§ Your task: Every record must be repeated exactly; omit any pictures they contain.

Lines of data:
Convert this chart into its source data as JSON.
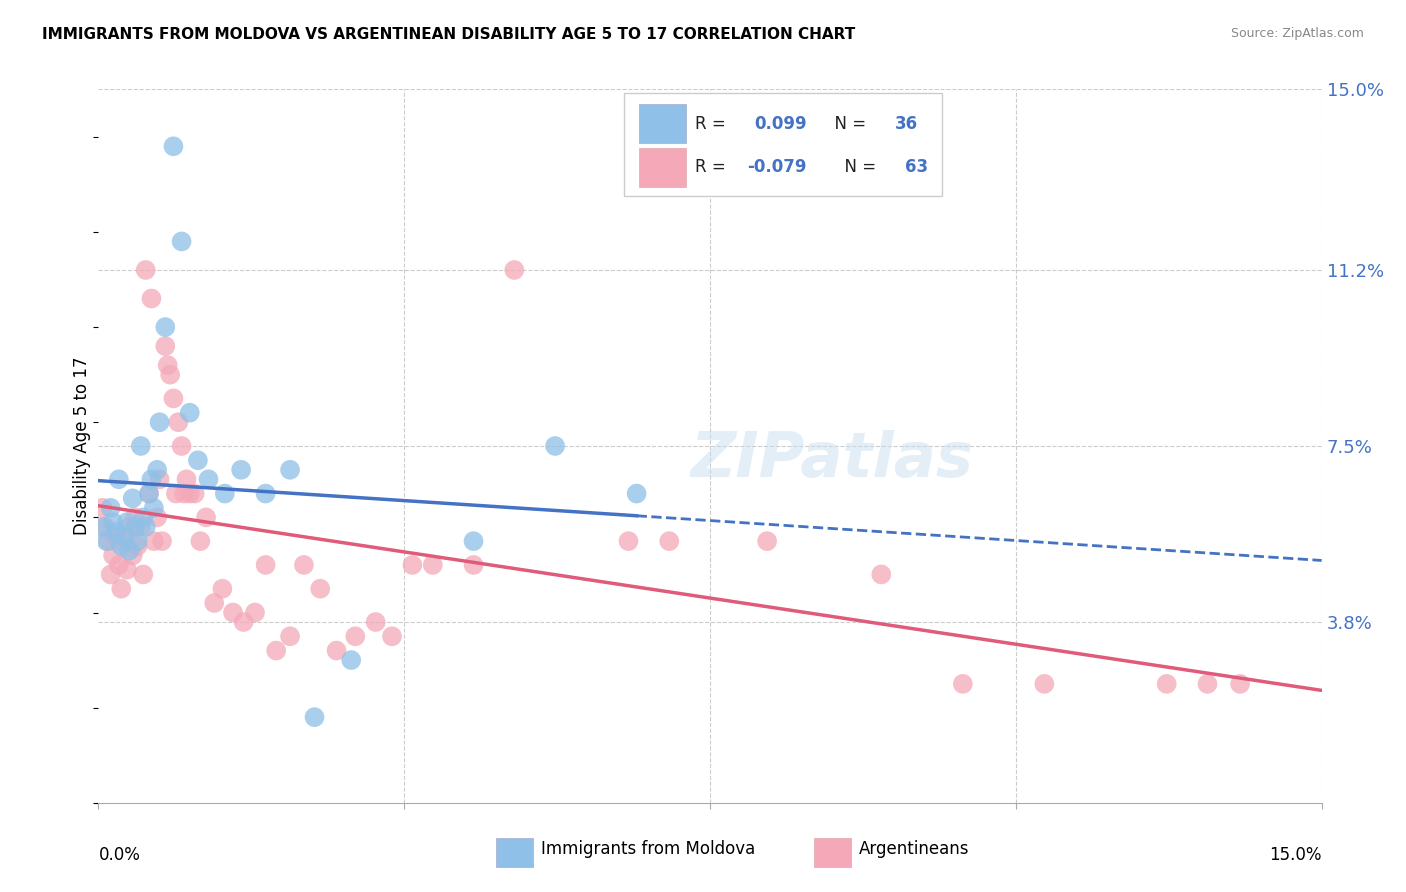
{
  "title": "IMMIGRANTS FROM MOLDOVA VS ARGENTINEAN DISABILITY AGE 5 TO 17 CORRELATION CHART",
  "source": "Source: ZipAtlas.com",
  "ylabel": "Disability Age 5 to 17",
  "y_ticks": [
    3.8,
    7.5,
    11.2,
    15.0
  ],
  "y_tick_labels": [
    "3.8%",
    "7.5%",
    "11.2%",
    "15.0%"
  ],
  "xlim": [
    0.0,
    15.0
  ],
  "ylim": [
    0.0,
    15.0
  ],
  "color_moldova": "#8ec0e8",
  "color_argentina": "#f4a8b8",
  "color_line_moldova": "#4472c4",
  "color_line_argentina": "#e05a7a",
  "color_dash": "#8ec0e8",
  "moldova_x": [
    0.05,
    0.1,
    0.15,
    0.18,
    0.22,
    0.25,
    0.28,
    0.32,
    0.35,
    0.38,
    0.42,
    0.45,
    0.48,
    0.52,
    0.55,
    0.58,
    0.62,
    0.65,
    0.68,
    0.72,
    0.75,
    0.82,
    0.92,
    1.02,
    1.12,
    1.22,
    1.35,
    1.55,
    1.75,
    2.05,
    2.35,
    2.65,
    3.1,
    4.6,
    5.6,
    6.6
  ],
  "moldova_y": [
    5.8,
    5.5,
    6.2,
    5.9,
    5.7,
    6.8,
    5.4,
    5.6,
    5.9,
    5.3,
    6.4,
    5.8,
    5.5,
    7.5,
    6.0,
    5.8,
    6.5,
    6.8,
    6.2,
    7.0,
    8.0,
    10.0,
    13.8,
    11.8,
    8.2,
    7.2,
    6.8,
    6.5,
    7.0,
    6.5,
    7.0,
    1.8,
    3.0,
    5.5,
    7.5,
    6.5
  ],
  "argentina_x": [
    0.05,
    0.08,
    0.12,
    0.15,
    0.18,
    0.22,
    0.25,
    0.28,
    0.32,
    0.35,
    0.38,
    0.42,
    0.45,
    0.48,
    0.52,
    0.55,
    0.58,
    0.62,
    0.65,
    0.68,
    0.72,
    0.75,
    0.78,
    0.82,
    0.85,
    0.88,
    0.92,
    0.95,
    0.98,
    1.02,
    1.05,
    1.08,
    1.12,
    1.18,
    1.25,
    1.32,
    1.42,
    1.52,
    1.65,
    1.78,
    1.92,
    2.05,
    2.18,
    2.35,
    2.52,
    2.72,
    2.92,
    3.15,
    3.4,
    3.6,
    3.85,
    4.1,
    4.6,
    5.1,
    6.5,
    7.0,
    8.2,
    9.6,
    10.6,
    11.6,
    13.1,
    13.6,
    14.0
  ],
  "argentina_y": [
    6.2,
    5.8,
    5.5,
    4.8,
    5.2,
    5.6,
    5.0,
    4.5,
    5.5,
    4.9,
    5.8,
    5.2,
    6.0,
    5.4,
    5.8,
    4.8,
    11.2,
    6.5,
    10.6,
    5.5,
    6.0,
    6.8,
    5.5,
    9.6,
    9.2,
    9.0,
    8.5,
    6.5,
    8.0,
    7.5,
    6.5,
    6.8,
    6.5,
    6.5,
    5.5,
    6.0,
    4.2,
    4.5,
    4.0,
    3.8,
    4.0,
    5.0,
    3.2,
    3.5,
    5.0,
    4.5,
    3.2,
    3.5,
    3.8,
    3.5,
    5.0,
    5.0,
    5.0,
    11.2,
    5.5,
    5.5,
    5.5,
    4.8,
    2.5,
    2.5,
    2.5,
    2.5,
    2.5
  ]
}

§ Finished exercise:
Convert this chart into its source data as JSON.
{
  "title": "IMMIGRANTS FROM MOLDOVA VS ARGENTINEAN DISABILITY AGE 5 TO 17 CORRELATION CHART",
  "source": "Source: ZipAtlas.com",
  "ylabel": "Disability Age 5 to 17",
  "y_ticks": [
    3.8,
    7.5,
    11.2,
    15.0
  ],
  "y_tick_labels": [
    "3.8%",
    "7.5%",
    "11.2%",
    "15.0%"
  ],
  "xlim": [
    0.0,
    15.0
  ],
  "ylim": [
    0.0,
    15.0
  ],
  "color_moldova": "#8ec0e8",
  "color_argentina": "#f4a8b8",
  "color_line_moldova": "#4472c4",
  "color_line_argentina": "#e05a7a",
  "color_dash": "#8ec0e8",
  "moldova_x": [
    0.05,
    0.1,
    0.15,
    0.18,
    0.22,
    0.25,
    0.28,
    0.32,
    0.35,
    0.38,
    0.42,
    0.45,
    0.48,
    0.52,
    0.55,
    0.58,
    0.62,
    0.65,
    0.68,
    0.72,
    0.75,
    0.82,
    0.92,
    1.02,
    1.12,
    1.22,
    1.35,
    1.55,
    1.75,
    2.05,
    2.35,
    2.65,
    3.1,
    4.6,
    5.6,
    6.6
  ],
  "moldova_y": [
    5.8,
    5.5,
    6.2,
    5.9,
    5.7,
    6.8,
    5.4,
    5.6,
    5.9,
    5.3,
    6.4,
    5.8,
    5.5,
    7.5,
    6.0,
    5.8,
    6.5,
    6.8,
    6.2,
    7.0,
    8.0,
    10.0,
    13.8,
    11.8,
    8.2,
    7.2,
    6.8,
    6.5,
    7.0,
    6.5,
    7.0,
    1.8,
    3.0,
    5.5,
    7.5,
    6.5
  ],
  "argentina_x": [
    0.05,
    0.08,
    0.12,
    0.15,
    0.18,
    0.22,
    0.25,
    0.28,
    0.32,
    0.35,
    0.38,
    0.42,
    0.45,
    0.48,
    0.52,
    0.55,
    0.58,
    0.62,
    0.65,
    0.68,
    0.72,
    0.75,
    0.78,
    0.82,
    0.85,
    0.88,
    0.92,
    0.95,
    0.98,
    1.02,
    1.05,
    1.08,
    1.12,
    1.18,
    1.25,
    1.32,
    1.42,
    1.52,
    1.65,
    1.78,
    1.92,
    2.05,
    2.18,
    2.35,
    2.52,
    2.72,
    2.92,
    3.15,
    3.4,
    3.6,
    3.85,
    4.1,
    4.6,
    5.1,
    6.5,
    7.0,
    8.2,
    9.6,
    10.6,
    11.6,
    13.1,
    13.6,
    14.0
  ],
  "argentina_y": [
    6.2,
    5.8,
    5.5,
    4.8,
    5.2,
    5.6,
    5.0,
    4.5,
    5.5,
    4.9,
    5.8,
    5.2,
    6.0,
    5.4,
    5.8,
    4.8,
    11.2,
    6.5,
    10.6,
    5.5,
    6.0,
    6.8,
    5.5,
    9.6,
    9.2,
    9.0,
    8.5,
    6.5,
    8.0,
    7.5,
    6.5,
    6.8,
    6.5,
    6.5,
    5.5,
    6.0,
    4.2,
    4.5,
    4.0,
    3.8,
    4.0,
    5.0,
    3.2,
    3.5,
    5.0,
    4.5,
    3.2,
    3.5,
    3.8,
    3.5,
    5.0,
    5.0,
    5.0,
    11.2,
    5.5,
    5.5,
    5.5,
    4.8,
    2.5,
    2.5,
    2.5,
    2.5,
    2.5
  ]
}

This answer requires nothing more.